Fragmento seleccionado -
Si pudiéramos contarles a nuestros tatarabuelos que en nuestro país hoy casi no mueren niños al nacer, que hemos erradicado enfermedades temibles porque disponemos de medicina de primera calidad para todos, que hay calefacción y agua corriente en prácticamente todos los hogares, que la escolarización infantil es obligatoria y gratuita, que somos el país del mundo con más kilómetros de tren de alta velocidad por habitante, que podemos hablar con quién queramos en el acto, o recoger el conocimiento del mundo en una pantallita desde cualquier lugar, seguramente nos dirían que se alegran mucho por nosotros y que debemos estar felices de vivir donde y como lo hacemos. Y si después les contásemos los problemas que tiene nuestra sociedad y por qué se está partiendo y enfrentando, lo normal es que nos mirasen extrañados y nos dijeran: «No puede ser. ¡Estáis locos! ¿Es que no sabéis lo que tenéis?»

Datos de predicción de cuadros delimitadores
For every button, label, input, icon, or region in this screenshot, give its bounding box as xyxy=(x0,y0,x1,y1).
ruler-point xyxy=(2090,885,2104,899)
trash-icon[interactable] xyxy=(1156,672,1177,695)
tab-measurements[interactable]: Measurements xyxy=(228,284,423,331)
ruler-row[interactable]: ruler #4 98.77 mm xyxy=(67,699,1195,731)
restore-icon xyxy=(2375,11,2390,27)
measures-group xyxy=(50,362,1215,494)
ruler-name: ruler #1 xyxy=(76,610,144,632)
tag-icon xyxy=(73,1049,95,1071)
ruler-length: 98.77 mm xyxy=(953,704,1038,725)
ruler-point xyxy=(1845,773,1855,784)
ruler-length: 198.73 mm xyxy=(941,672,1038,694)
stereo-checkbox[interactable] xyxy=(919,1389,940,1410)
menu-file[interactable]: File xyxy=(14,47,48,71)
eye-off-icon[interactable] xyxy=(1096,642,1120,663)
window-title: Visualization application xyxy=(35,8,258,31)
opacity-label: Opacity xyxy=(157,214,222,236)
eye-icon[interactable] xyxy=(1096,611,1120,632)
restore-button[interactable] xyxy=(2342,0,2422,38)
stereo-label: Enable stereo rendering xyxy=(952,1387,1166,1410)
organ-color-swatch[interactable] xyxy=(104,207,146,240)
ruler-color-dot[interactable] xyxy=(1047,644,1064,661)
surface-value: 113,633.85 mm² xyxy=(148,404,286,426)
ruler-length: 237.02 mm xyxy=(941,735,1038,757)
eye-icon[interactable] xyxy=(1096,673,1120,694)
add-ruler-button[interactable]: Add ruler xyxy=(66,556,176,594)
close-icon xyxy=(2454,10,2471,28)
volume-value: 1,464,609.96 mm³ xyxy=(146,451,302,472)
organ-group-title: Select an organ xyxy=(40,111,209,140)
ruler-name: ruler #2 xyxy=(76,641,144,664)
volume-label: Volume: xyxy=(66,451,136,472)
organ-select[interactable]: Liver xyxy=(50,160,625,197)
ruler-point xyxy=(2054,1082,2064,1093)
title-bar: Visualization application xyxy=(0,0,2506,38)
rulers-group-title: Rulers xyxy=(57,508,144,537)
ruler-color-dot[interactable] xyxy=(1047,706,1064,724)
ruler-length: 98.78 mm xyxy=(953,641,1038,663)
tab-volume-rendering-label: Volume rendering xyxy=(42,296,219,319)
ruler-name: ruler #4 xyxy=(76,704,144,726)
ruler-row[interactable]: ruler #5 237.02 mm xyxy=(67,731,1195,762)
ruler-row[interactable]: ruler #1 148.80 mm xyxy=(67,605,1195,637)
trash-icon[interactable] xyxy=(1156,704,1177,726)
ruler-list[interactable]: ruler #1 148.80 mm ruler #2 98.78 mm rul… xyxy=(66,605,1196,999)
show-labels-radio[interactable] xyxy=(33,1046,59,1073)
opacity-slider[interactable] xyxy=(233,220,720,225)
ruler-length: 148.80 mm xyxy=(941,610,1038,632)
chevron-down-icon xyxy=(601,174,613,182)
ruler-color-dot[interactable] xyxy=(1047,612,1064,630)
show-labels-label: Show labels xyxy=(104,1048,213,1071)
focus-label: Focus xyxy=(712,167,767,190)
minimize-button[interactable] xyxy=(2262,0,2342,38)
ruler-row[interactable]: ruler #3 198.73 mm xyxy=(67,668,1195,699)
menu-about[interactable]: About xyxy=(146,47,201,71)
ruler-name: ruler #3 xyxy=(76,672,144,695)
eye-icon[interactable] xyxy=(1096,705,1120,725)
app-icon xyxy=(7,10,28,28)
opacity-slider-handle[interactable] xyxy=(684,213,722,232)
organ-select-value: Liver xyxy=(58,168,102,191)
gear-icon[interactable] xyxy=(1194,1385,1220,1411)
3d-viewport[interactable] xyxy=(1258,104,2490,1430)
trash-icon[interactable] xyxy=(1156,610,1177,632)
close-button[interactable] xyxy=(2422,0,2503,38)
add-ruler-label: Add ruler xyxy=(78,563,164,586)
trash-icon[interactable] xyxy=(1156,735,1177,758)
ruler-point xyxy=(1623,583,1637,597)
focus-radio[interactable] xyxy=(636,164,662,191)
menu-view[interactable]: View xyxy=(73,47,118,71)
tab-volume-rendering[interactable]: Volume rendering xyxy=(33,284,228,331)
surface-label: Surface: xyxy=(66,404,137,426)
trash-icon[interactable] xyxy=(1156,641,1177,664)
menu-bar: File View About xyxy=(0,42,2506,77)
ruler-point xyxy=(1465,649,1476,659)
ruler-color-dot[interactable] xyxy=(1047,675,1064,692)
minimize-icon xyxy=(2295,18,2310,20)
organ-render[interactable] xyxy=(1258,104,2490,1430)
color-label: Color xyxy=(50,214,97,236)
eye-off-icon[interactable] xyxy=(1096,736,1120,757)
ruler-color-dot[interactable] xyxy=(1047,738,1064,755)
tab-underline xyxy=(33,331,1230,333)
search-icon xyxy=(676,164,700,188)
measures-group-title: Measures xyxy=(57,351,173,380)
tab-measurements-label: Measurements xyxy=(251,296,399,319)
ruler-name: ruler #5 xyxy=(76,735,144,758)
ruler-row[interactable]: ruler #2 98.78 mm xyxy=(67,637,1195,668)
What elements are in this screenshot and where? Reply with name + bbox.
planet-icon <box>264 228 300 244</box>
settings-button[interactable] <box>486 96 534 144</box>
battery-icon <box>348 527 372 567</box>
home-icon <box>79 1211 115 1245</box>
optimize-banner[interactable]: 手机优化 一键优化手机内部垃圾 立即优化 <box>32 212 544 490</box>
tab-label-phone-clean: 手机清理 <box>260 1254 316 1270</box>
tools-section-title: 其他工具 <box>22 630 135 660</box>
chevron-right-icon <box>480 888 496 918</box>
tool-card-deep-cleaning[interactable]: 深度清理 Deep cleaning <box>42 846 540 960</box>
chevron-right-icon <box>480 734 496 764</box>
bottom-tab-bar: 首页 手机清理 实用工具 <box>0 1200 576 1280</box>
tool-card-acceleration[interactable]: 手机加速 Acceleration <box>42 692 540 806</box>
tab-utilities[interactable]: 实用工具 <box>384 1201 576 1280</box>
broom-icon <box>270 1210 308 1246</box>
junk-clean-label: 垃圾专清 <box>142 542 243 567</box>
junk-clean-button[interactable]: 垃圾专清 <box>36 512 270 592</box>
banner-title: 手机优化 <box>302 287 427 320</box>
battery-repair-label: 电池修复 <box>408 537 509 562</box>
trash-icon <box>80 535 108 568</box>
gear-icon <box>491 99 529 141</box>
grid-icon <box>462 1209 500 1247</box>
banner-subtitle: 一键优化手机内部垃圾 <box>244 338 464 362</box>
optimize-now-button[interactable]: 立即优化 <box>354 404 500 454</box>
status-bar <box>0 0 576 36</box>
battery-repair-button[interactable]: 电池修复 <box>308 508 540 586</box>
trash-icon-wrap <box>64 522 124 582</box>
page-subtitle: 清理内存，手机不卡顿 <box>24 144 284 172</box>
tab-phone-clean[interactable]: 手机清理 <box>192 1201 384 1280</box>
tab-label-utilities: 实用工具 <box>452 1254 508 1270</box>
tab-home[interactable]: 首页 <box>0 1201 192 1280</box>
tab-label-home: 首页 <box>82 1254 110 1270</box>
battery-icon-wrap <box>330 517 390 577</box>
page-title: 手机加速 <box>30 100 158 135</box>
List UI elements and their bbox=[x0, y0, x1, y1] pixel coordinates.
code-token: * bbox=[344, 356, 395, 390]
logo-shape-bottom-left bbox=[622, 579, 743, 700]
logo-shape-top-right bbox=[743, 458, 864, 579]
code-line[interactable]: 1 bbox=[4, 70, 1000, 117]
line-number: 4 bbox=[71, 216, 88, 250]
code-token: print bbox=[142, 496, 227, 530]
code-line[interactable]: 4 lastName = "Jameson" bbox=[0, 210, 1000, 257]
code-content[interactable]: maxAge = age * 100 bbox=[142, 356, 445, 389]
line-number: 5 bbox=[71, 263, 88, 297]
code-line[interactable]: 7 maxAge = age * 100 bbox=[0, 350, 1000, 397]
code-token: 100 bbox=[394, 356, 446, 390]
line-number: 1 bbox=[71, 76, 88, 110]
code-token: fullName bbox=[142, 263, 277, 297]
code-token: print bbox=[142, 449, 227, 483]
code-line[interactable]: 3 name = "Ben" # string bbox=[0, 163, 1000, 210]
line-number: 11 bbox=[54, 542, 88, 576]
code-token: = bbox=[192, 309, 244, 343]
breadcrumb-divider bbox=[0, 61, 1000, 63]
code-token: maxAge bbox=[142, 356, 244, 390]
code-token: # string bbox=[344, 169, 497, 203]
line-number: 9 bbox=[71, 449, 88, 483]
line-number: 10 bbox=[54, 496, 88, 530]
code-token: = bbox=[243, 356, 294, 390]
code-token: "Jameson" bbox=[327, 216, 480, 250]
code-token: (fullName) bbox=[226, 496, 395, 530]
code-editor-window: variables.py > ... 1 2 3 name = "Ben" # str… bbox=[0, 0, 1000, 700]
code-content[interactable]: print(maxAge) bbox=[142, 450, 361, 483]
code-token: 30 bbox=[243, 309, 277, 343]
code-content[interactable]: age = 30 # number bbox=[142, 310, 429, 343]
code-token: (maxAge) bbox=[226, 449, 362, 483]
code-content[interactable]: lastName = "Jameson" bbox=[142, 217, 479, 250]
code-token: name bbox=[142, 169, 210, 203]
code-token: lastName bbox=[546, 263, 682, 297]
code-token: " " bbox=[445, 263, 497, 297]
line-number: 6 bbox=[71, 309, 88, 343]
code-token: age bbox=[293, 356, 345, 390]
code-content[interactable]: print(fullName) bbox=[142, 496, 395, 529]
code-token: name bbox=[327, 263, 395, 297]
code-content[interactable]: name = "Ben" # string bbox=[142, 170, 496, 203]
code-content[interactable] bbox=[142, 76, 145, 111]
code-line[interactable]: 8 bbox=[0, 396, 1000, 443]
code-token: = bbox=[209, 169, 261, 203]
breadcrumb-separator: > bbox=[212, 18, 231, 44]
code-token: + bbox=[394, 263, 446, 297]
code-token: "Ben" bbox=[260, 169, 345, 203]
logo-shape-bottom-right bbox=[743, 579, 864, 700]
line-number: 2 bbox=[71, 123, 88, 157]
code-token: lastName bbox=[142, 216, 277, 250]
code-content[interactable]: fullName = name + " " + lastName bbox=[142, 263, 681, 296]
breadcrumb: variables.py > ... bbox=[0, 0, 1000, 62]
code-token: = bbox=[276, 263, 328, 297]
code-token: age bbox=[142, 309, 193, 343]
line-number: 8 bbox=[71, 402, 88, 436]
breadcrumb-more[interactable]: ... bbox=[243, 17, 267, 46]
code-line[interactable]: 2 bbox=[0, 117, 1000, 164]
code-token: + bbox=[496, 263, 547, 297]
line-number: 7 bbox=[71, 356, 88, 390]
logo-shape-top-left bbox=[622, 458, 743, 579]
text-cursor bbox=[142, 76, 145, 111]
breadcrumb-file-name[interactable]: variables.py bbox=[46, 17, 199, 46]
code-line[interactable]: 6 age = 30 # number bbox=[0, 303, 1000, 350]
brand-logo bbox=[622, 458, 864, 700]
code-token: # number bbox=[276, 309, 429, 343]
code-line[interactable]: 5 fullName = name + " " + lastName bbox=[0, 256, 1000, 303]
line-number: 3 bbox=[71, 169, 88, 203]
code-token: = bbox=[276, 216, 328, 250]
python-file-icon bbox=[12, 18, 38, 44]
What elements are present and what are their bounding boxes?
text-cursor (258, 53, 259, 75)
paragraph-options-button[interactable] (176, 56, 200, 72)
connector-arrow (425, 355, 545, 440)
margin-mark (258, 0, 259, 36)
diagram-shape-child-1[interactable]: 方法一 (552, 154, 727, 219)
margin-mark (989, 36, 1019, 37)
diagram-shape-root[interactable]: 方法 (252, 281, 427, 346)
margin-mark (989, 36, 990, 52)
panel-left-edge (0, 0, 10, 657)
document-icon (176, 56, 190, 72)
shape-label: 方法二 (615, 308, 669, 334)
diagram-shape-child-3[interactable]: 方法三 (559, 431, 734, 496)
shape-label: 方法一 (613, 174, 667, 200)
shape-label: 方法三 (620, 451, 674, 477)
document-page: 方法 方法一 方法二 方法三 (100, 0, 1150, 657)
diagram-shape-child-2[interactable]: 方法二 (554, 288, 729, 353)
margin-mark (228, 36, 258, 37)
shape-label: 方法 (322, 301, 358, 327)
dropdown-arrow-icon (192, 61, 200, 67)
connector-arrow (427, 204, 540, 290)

Ejercicios propuestos -
(1) Responde según el fragmento sobre el progreso:
(a) ¿Qué tipo de escolarización es obligatoria y gratuita?
(b) ¿En qué es el país el primero del mundo por habitante?
(c) ¿Qué exclamación atribuye el fragmento a los tatarabuelos tras oír los problemas de la sociedad?
(2) Prosigue el fragmento sobre el progreso y lo que dirían los tatarabuelos a partir de su última frase.
El listado no interviene en estas tareas.

Respuestas numeradas -
(1)
(a) La escolarización infantil.
(b) En kilómetros de tren de alta velocidad.
(c) «¡Estáis locos!»

(2)
A pesar de que tengamos una situación mucho mejor que en el pasado, los estudios psicológicos dicen que los españoles no somos ahora significativamente más felices que hace 50 años. En realidad, vivimos mejor, más tiempo y con más comodidades, pero los humanos siempre queremos algo más. Somos felices por comparación, lo que, lógicamente, nos hace infelices, pero es lo que hay. Nuestro cerebro funciona, sobre todo, respondiendo al estímulo de una serie de centros neuronales que son los que asocian una sensación placentera a algunas actividades que son clave para la supervivencia de la especie y del individuo. O que lo eran en el pasado. La liberación de dopamina en esos centros neuronales se dispara en respuesta a comer alimentos ricos en grasa, a las relaciones sexuales, a la percepción de una valoración positiva por parte de los demás, a muchas drogas o a la práctica de ejercicio físico, por ejemplo. Buscamos lo que nos proporciona placer y lo disfrutamos como un estallido de emoción, pero cuando los niveles de dopamina bajan de nuevo el recuerdo de esa sensación placentera nos empuja a buscar otra vez aquello que la provocó. Y a medida que alcanzamos más placer, necesitamos aumentar el estímulo, de manera que no somos felices ni en el recuerdo de lo que fue, ni manteniéndonos en el mismo nivel de satisfacción. Y de ahí la paradoja de que en las sociedades que -según las encuestas- son más felices, también se dé el índice más alto de suicidios.
¿Por qué ocurre esto? Sencillamente porque todo lo que tenemos es, para nuestro cerebro, relativo. Decía Epicuro hace muchos siglos que si alguien quiere ser rico no debe afanarse en aumentar sus bienes, sino en disminuir su codicia.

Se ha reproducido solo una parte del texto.